Texte source ->
-=-=-

L'observateur attentif constate dans nos sociétés contemporaines une même préoccupation. Tous les yeux sont fixés sur une position qui attire tous les regards. Le camp du bien et le camp du mal concentrent leurs efforts sur un même point : c'est l'enfance, c'est la jeunesse qui gardent le secret de nos destinées. L'ennemi veut s'en emparer : nous devons nous préparer à la lutte.

Sans doute que dans plusieurs provinces du Dominion, nos écoles sont catholiques, nos collèges sont dirigés par des maitres catholiques, nos universités s'inspirent également de la haute et sage direction de l'Église. Dans la province de Québec, en particulier, on se réjouit avec raison de voir que les droits des parents sont respectés en matière éducationnelle, et que leurs fils qui sont des baptisés, reçoivent une éducation conforme leur foi et à leur éternelle destinée. Pourtant force nous est bien d'avouer que nous avons besoin d'organiser des œuvres postscolaires pour suppléer à la scolarité trop courte quand il s'agit de l'école primaire, et pour préserver et pour développer l'œuvre commencée quand il s'agit d'enseignement secondaire et supérieur…

 

– A) nécessité des oeuvres postscolaires.

 

Il est dans toute vie humaine une heure particulièrement décisive ; c'est celle du passage de l'enfance à l'adolescence, ou celle encore du passage de la jeunesse à la maturité, celle où l'enfant va devenir homme et marcher publiquement au chemin voulu par lui, heure de crise souvent, heure d'hésitation, d'angoisses et de combats d'où toute la carrière dépend.

A ce moment-là, malgré la préparation des premières années, si sérieuse qu'elle ait été, il y a comme une ivresse de première liberté qui éblouit et aveugle les meilleurs, comme un esprit de vertige qui emporte l'âme aux extrêmes. Une lutte terrible, quelquefois très longue, s'engage alors à l'entrée de la vie entre l'infirmité humaine et la volonté du bien.

-=-=-

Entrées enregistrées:
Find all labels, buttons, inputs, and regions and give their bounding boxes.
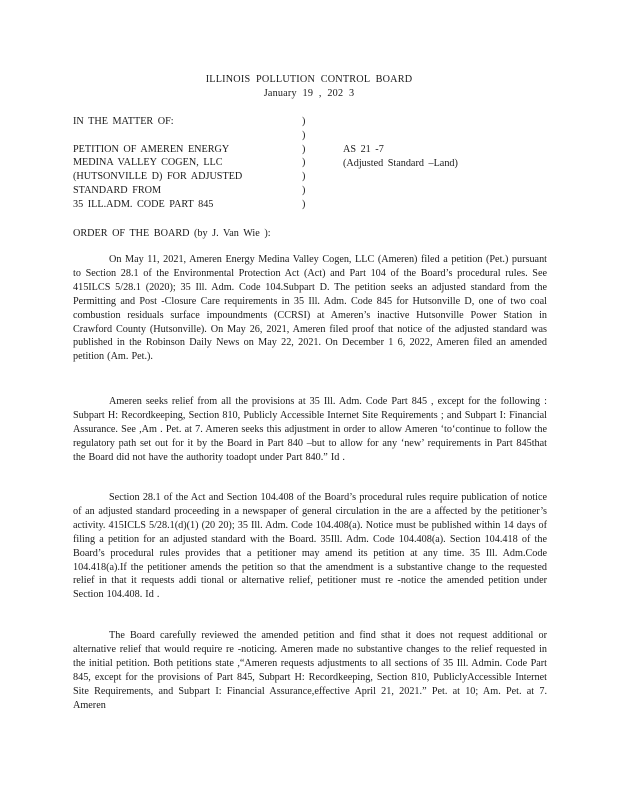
body-paragraph: On May 11, 2021, Ameren Energy Medina Valley Cogen, LLC (Ameren) filed a petition (Pet.) pursuant to Section 28.1 of the Environmental Protection Act (Act) and Part 104 of the Board’s procedural rules. See 415ILCS 5/28.1 (2020); 35 Ill. Adm. Code 104.Subpart D. The petition seeks an adjusted standard from the Permitting and Post -Closure Care requirements in 35 Ill. Adm. Code 845 for Hutsonville D, one of two coal combustion residuals surface impoundments (CCRSI) at Ameren’s inactive Hutsonville Power Station in Crawford County (Hutsonville). On May 26, 2021, Ameren filed proof that notice of the adjusted standard was published in the Robinson Daily News on May 22, 2021. On December 1 6, 2022, Ameren filed an amended petition (Am. Pet.). (73, 254, 547, 363)
body-paragraph: Section 28.1 of the Act and Section 104.408 of the Board’s procedural rules require publication of notice of an adjusted standard proceeding in a newspaper of general circulation in the are a affected by the petitioner’s activity. 415ICLS 5/28.1(d)(1) (20 20); 35 Ill. Adm. Code 104.408(a). Notice must be published within 14 days of filing a petition for an adjusted standard with the Board. 35Ill. Adm. Code 104.408(a). Section 104.418 of the Board’s procedural rules provides that a petitioner may amend its petition at any time. 35 Ill. Adm.Code 104.418(a).If the petitioner amends the petition so that the amendment is a substantive change to the requested relief in that it requests addi tional or alternative relief, petitioner must re -notice the amended petition under Section 104.408. Id . (73, 492, 547, 601)
caption-paren: ) (302, 116, 306, 127)
caption-parentheses (302, 115, 312, 212)
order-heading: ORDER OF THE BOARD (by J. Van Wie ): (73, 228, 271, 239)
case-caption (73, 115, 553, 215)
caption-line: (HUTSONVILLE D) FOR ADJUSTED (73, 171, 243, 183)
body-paragraph: The Board carefully reviewed the amended petition and find sthat it does not request additional or alternative relief that would require re -noticing. Ameren made no substantive changes to the relief requested in the initial petition. Both petitions state ,“Ameren requests adjustments to all sections of 35 Ill. Admin. Code Part 845, except for the provisions of Part 845, Subpart H: Recordkeeping, Section 810, PubliclyAccessible Internet Site Requirements, and Subpart I: Financial Assurance,effective April 21, 2021.” Pet. at 10; Am. Pet. at 7. Ameren (73, 630, 547, 711)
caption-paren: ) (302, 157, 306, 169)
caption-paren: ) (302, 143, 306, 155)
caption-parties (73, 115, 303, 212)
caption-case-info (343, 143, 543, 171)
board-name: ILLINOIS POLLUTION CONTROL BOARD (205, 74, 413, 85)
caption-paren: ) (302, 198, 306, 210)
caption-line: 35 ILL.ADM. CODE PART 845 (73, 198, 214, 210)
body-paragraph: Ameren seeks relief from all the provisions at 35 Ill. Adm. Code Part 845 , except for the following : Subpart H: Recordkeeping, Section 810, Publicly Accessible Internet Site Requirements ; and Subpart I: Financial Assurance. See ,Am . Pet. at 7. Ameren seeks this adjustment in order to allow Ameren ‘to‘continue to follow the regulatory path set out for it by the Board in Part 840 –but to allow for any ‘new’ requirements in Part 845that the Board did not have the authority toadopt under Part 840.” Id . (73, 396, 547, 463)
caption-line: IN THE MATTER OF: (73, 116, 174, 127)
order-date: January 19 , 202 3 (263, 88, 355, 99)
case-number: AS 21 -7 (343, 144, 384, 155)
caption-paren: ) (302, 171, 306, 183)
caption-line: PETITION OF AMEREN ENERGY (73, 143, 230, 155)
caption-paren: ) (302, 129, 306, 141)
case-type: (Adjusted Standard –Land) (343, 157, 458, 169)
caption-line (73, 129, 303, 143)
caption-line: STANDARD FROM (73, 184, 162, 196)
caption-line: MEDINA VALLEY COGEN, LLC (73, 157, 223, 169)
caption-paren: ) (302, 184, 306, 196)
document-header (0, 73, 618, 101)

-=-=-

Série d'exercices ->
A) Renvoyez tel quel le passage du texte source compris entre « A ce moment-là, malgré » et « volonté du bien. » inclus.
B) Indiquez, s'il vous plaît, si chacune de ces affirmations concorde avec le texte source, en répondant par oui ou non et en citant mot pour mot les termes décisifs : (i) Dans la province de Québec, les droits des parents sont respectés en matière éducationnelle. (ii) La lutte qui s'engage à l'entrée de la vie est toujours brève. (iii) C'est la vieillesse qui garde le secret de nos destinées.

Corrigé des exercices ->
A)
A ce moment-là, malgré la préparation des premières années, si sérieuse qu'elle ait été, il y a comme une ivresse de première liberté qui éblouit et aveugle les meilleurs, comme un esprit de vertige qui emporte l'âme aux extrêmes. Une lutte terrible, quelquefois très longue, s'engage alors à l'entrée de la vie entre l'infirmité humaine et la volonté du bien.

B)
(i) Oui : « les droits des parents sont respectés en matière éducationnelle »
(ii) Non : « Une lutte terrible, quelquefois très longue »
(iii) Non : « c'est l'enfance, c'est la jeunesse qui gardent le secret de nos destinées »